* Task *
Collect each line of the entries that holds the string "определенных".

* Extracted material *
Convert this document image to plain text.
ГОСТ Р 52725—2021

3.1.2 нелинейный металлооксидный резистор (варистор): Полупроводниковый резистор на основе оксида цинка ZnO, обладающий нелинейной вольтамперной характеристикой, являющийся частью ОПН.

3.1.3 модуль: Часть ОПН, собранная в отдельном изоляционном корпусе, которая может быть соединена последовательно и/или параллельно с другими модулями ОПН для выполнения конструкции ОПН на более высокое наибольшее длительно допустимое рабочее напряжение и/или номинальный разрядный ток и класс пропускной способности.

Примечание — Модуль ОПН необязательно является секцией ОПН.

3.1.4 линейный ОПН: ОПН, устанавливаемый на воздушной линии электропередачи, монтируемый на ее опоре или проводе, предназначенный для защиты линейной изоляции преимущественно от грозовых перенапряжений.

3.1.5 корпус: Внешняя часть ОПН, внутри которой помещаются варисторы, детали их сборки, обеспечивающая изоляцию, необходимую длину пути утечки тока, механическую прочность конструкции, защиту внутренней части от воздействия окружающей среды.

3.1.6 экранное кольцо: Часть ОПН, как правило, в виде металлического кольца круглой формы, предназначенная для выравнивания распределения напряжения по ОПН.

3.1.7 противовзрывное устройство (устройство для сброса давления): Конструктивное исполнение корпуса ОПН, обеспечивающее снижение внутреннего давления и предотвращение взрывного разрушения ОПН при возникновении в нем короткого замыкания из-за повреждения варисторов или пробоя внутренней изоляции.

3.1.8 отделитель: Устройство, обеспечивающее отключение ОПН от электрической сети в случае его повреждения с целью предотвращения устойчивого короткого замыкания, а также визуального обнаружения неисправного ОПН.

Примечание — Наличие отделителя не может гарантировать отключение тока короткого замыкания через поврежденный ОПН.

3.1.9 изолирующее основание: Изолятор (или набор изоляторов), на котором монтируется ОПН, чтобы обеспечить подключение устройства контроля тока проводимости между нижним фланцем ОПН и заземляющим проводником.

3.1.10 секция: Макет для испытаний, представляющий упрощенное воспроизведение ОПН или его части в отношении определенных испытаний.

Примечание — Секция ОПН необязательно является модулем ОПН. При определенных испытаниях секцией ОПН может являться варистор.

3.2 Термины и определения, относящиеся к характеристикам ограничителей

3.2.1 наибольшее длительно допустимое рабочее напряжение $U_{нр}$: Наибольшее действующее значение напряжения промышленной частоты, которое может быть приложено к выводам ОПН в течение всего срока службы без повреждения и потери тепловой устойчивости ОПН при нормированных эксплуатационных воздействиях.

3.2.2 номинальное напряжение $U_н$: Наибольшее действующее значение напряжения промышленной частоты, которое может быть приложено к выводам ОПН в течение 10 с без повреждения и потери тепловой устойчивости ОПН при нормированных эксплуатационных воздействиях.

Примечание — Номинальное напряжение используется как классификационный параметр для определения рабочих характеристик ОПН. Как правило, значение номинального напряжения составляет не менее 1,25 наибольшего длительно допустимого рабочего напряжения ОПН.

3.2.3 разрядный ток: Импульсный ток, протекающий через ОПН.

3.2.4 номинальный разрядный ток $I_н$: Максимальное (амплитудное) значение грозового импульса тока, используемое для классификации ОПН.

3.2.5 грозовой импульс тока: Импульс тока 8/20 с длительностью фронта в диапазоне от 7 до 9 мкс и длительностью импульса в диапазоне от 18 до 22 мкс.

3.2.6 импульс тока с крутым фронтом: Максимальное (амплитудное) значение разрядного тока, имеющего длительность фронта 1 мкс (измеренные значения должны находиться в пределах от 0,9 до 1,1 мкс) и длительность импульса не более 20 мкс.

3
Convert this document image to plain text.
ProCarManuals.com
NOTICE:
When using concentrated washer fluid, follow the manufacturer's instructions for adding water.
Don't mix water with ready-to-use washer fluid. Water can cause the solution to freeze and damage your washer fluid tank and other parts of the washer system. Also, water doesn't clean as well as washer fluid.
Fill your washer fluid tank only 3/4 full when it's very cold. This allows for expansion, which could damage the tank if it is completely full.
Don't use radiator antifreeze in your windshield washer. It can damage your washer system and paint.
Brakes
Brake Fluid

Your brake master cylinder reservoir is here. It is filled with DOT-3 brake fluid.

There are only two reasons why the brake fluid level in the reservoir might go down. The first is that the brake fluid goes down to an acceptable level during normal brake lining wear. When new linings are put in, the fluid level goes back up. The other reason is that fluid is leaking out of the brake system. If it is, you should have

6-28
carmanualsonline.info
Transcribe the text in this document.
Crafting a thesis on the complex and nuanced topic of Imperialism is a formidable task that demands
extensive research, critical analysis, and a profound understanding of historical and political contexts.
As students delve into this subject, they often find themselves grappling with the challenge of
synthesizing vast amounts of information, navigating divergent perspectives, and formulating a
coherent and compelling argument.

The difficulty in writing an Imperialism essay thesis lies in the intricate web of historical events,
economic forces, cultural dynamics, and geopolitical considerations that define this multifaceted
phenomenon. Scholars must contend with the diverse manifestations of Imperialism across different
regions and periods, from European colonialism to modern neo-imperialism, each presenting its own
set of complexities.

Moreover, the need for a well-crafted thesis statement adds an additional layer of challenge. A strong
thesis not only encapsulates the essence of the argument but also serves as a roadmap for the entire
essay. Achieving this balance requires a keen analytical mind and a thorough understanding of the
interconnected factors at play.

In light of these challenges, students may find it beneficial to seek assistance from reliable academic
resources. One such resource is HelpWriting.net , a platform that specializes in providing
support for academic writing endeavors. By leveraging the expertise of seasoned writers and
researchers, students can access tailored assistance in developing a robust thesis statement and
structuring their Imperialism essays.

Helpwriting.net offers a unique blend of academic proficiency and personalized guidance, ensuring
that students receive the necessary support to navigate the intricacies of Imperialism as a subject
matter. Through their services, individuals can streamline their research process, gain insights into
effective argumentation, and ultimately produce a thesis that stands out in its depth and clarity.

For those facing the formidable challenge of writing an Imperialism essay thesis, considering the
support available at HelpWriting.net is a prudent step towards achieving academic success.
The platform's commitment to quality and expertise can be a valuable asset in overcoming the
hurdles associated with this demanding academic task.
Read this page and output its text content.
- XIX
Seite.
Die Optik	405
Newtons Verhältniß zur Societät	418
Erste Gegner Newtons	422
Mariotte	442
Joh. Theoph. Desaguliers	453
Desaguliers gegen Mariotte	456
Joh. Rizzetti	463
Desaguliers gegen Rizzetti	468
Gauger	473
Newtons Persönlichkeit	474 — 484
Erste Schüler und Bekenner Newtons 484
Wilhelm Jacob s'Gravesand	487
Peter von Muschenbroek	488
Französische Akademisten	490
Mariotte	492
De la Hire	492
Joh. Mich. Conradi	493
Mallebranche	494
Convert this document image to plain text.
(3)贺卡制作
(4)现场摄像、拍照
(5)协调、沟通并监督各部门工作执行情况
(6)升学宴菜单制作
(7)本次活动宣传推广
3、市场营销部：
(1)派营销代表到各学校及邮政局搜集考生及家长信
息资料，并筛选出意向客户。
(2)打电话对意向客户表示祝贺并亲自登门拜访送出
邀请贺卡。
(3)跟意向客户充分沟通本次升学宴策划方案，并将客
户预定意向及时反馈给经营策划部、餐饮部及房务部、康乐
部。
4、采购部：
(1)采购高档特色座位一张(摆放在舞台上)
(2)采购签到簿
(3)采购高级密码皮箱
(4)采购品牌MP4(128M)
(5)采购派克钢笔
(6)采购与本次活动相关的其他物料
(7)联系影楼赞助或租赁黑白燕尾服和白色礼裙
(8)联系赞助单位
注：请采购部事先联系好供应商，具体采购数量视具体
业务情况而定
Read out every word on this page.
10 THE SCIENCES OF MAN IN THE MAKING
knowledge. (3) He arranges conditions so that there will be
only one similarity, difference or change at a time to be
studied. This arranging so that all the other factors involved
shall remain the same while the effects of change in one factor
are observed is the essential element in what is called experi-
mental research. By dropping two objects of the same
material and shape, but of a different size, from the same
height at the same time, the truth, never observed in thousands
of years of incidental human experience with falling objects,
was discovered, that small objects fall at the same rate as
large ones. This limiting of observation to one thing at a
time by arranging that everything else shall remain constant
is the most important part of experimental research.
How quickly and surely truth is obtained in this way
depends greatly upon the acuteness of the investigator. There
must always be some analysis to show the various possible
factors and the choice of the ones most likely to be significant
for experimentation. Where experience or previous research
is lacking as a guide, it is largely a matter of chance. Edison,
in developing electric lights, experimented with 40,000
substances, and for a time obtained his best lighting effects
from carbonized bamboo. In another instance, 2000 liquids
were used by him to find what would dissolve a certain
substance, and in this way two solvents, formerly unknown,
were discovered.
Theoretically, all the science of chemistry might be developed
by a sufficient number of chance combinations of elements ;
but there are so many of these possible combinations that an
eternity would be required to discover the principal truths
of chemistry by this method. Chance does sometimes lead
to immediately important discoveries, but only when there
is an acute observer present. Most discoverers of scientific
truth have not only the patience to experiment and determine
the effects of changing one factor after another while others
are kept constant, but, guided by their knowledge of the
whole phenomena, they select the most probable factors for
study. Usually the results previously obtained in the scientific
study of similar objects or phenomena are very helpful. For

* Answer *
3.1.10 секция: Макет для испытаний, представляющий упрощенное воспроизведение ОПН или его части в отношении определенных испытаний.
Примечание — Секция ОПН необязательно является модулем ОПН. При определенных испытаниях секцией ОПН может являться варистор.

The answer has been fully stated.